Rewrite the records from the first line through the line containing "avatar[interactable] [5,34,21,50]", putting "chat-bubble" wherever "message-bubble" appears and changing nothing else.

○ ○ ○

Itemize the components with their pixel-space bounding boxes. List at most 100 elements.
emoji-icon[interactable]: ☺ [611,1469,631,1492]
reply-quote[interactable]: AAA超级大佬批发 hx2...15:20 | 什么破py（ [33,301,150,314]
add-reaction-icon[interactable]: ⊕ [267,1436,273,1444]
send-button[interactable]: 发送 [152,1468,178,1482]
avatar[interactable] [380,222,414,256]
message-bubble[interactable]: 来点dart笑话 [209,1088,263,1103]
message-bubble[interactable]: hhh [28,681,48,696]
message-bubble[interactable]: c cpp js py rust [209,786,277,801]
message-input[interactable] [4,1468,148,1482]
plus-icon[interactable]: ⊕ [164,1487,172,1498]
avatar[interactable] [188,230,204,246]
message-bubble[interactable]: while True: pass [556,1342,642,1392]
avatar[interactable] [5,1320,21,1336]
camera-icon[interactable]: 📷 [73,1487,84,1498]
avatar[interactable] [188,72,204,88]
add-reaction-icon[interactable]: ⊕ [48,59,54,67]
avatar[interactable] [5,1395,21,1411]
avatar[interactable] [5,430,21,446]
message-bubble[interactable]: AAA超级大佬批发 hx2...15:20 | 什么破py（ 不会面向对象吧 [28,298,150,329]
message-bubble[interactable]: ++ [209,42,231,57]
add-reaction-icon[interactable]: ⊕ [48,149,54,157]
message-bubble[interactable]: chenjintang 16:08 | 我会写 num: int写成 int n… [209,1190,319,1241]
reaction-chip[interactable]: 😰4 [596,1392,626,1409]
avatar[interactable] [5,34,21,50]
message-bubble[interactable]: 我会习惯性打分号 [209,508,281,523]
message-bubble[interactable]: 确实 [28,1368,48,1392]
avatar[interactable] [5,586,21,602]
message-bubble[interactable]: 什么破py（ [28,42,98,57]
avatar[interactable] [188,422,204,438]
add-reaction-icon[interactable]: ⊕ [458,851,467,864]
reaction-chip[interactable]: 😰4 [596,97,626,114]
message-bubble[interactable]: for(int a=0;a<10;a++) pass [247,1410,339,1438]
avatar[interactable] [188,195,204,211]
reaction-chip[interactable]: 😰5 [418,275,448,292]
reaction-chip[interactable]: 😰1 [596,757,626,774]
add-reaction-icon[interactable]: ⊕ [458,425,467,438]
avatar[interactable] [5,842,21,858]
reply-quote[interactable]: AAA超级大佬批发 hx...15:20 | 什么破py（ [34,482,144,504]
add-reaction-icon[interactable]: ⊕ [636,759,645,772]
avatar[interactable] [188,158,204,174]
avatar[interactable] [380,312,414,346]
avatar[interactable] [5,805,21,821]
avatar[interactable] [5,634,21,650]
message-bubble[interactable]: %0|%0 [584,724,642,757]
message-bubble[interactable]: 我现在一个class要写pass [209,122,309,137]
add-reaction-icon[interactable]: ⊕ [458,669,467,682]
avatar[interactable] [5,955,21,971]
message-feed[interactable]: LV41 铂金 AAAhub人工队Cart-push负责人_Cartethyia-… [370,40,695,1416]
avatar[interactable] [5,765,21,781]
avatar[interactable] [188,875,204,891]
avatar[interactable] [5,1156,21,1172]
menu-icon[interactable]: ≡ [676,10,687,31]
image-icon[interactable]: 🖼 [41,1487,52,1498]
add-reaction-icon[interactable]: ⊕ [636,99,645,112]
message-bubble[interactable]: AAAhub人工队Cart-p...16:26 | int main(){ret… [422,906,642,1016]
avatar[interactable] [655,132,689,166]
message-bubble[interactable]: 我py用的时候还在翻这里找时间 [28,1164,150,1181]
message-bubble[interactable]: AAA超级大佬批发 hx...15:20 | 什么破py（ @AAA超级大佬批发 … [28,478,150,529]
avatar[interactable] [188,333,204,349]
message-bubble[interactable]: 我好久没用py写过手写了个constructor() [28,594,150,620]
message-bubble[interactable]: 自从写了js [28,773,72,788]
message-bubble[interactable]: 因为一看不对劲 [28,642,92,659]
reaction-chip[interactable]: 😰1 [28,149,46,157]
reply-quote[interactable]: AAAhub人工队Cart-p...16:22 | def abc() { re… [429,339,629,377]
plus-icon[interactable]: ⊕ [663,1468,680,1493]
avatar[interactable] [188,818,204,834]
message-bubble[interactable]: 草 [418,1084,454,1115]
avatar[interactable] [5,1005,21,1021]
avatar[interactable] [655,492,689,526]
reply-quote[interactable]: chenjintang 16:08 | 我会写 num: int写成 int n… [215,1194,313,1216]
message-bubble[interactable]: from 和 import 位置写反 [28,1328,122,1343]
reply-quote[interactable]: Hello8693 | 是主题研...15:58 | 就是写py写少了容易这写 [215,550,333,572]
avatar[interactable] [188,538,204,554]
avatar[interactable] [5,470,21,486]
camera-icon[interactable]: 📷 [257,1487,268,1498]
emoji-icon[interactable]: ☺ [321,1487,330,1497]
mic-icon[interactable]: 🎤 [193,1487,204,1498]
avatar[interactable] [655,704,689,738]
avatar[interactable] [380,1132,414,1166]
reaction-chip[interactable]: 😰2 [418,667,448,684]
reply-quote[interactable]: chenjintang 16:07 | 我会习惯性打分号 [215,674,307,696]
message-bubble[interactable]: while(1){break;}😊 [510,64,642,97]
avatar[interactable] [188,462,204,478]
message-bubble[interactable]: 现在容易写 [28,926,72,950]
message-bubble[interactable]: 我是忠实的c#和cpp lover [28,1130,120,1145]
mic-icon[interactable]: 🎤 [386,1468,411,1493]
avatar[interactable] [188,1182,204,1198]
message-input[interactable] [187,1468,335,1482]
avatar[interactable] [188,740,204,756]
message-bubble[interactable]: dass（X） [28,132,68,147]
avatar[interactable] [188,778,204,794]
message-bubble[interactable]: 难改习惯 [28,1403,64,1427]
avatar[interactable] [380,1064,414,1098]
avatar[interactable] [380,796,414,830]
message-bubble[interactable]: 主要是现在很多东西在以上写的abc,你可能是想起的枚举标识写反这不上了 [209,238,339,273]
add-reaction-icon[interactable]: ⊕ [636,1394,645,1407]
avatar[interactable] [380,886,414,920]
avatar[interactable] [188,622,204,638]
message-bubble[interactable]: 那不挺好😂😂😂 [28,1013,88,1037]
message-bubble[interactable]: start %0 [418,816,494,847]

○ ○ ○

▸ FINISHED ANSWER:
Itemize the components with their pixel-space bounding boxes. List at most 100 elements.
emoji-icon[interactable]: ☺ [611,1469,631,1492]
reply-quote[interactable]: AAA超级大佬批发 hx2...15:20 | 什么破py（ [33,301,150,314]
add-reaction-icon[interactable]: ⊕ [267,1436,273,1444]
send-button[interactable]: 发送 [152,1468,178,1482]
avatar[interactable] [380,222,414,256]
chat-bubble[interactable]: 来点dart笑话 [209,1088,263,1103]
chat-bubble[interactable]: hhh [28,681,48,696]
chat-bubble[interactable]: c cpp js py rust [209,786,277,801]
message-input[interactable] [4,1468,148,1482]
plus-icon[interactable]: ⊕ [164,1487,172,1498]
avatar[interactable] [188,230,204,246]
chat-bubble[interactable]: while True: pass [556,1342,642,1392]
avatar[interactable] [5,1320,21,1336]
camera-icon[interactable]: 📷 [73,1487,84,1498]
avatar[interactable] [188,72,204,88]
add-reaction-icon[interactable]: ⊕ [48,59,54,67]
avatar[interactable] [5,1395,21,1411]
avatar[interactable] [5,430,21,446]
chat-bubble[interactable]: AAA超级大佬批发 hx2...15:20 | 什么破py（ 不会面向对象吧 [28,298,150,329]
chat-bubble[interactable]: ++ [209,42,231,57]
add-reaction-icon[interactable]: ⊕ [48,149,54,157]
chat-bubble[interactable]: chenjintang 16:08 | 我会写 num: int写成 int n… [209,1190,319,1241]
reaction-chip[interactable]: 😰4 [596,1392,626,1409]
avatar[interactable] [5,34,21,50]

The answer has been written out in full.